Problem to work on. Copy out the entries in full and with complete accuracy; pictures are excluded.

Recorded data
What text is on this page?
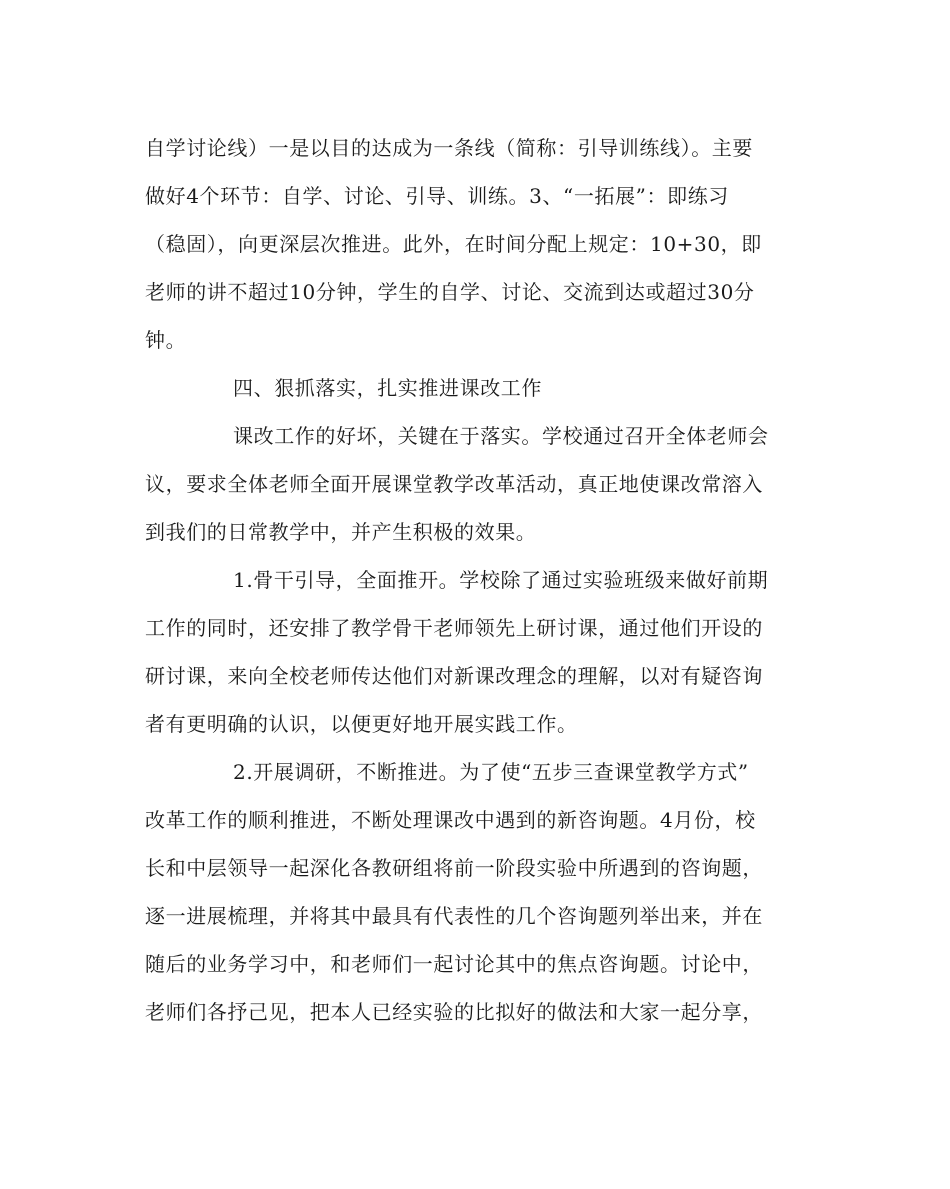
自学讨论线）一是以目的达成为一条线（简称：引导训练线）。主要
做好4个环节：自学、讨论、引导、训练。3、“一拓展”：即练习
（稳固），向更深层次推进。此外，在时间分配上规定：10+30，即
老师的讲不超过10分钟，学生的自学、讨论、交流到达或超过30分
钟。
四、狠抓落实，扎实推进课改工作
课改工作的好坏，关键在于落实。学校通过召开全体老师会
议，要求全体老师全面开展课堂教学改革活动，真正地使课改常溶入
到我们的日常教学中，并产生积极的效果。
1.骨干引导，全面推开。学校除了通过实验班级来做好前期
工作的同时，还安排了教学骨干老师领先上研讨课，通过他们开设的
研讨课，来向全校老师传达他们对新课改理念的理解，以对有疑咨询
者有更明确的认识，以便更好地开展实践工作。
2.开展调研，不断推进。为了使“五步三查课堂教学方式”
改革工作的顺利推进，不断处理课改中遇到的新咨询题。4月份，校
长和中层领导一起深化各教研组将前一阶段实验中所遇到的咨询题，
逐一进展梳理，并将其中最具有代表性的几个咨询题列举出来，并在
随后的业务学习中，和老师们一起讨论其中的焦点咨询题。讨论中，
老师们各抒己见，把本人已经实验的比拟好的做法和大家一起分享，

Expected answer.
What text is on this page?
自学讨论线）一是以目的达成为一条线（简称：引导训练线）。主要
做好4个环节：自学、讨论、引导、训练。3、“一拓展”：即练习
（稳固），向更深层次推进。此外，在时间分配上规定：10+30，即
老师的讲不超过10分钟，学生的自学、讨论、交流到达或超过30分
钟。
四、狠抓落实，扎实推进课改工作
课改工作的好坏，关键在于落实。学校通过召开全体老师会
议，要求全体老师全面开展课堂教学改革活动，真正地使课改常溶入
到我们的日常教学中，并产生积极的效果。
1.骨干引导，全面推开。学校除了通过实验班级来做好前期
工作的同时，还安排了教学骨干老师领先上研讨课，通过他们开设的
研讨课，来向全校老师传达他们对新课改理念的理解，以对有疑咨询
者有更明确的认识，以便更好地开展实践工作。
2.开展调研，不断推进。为了使“五步三查课堂教学方式”
改革工作的顺利推进，不断处理课改中遇到的新咨询题。4月份，校
长和中层领导一起深化各教研组将前一阶段实验中所遇到的咨询题，
逐一进展梳理，并将其中最具有代表性的几个咨询题列举出来，并在
随后的业务学习中，和老师们一起讨论其中的焦点咨询题。讨论中，
老师们各抒己见，把本人已经实验的比拟好的做法和大家一起分享，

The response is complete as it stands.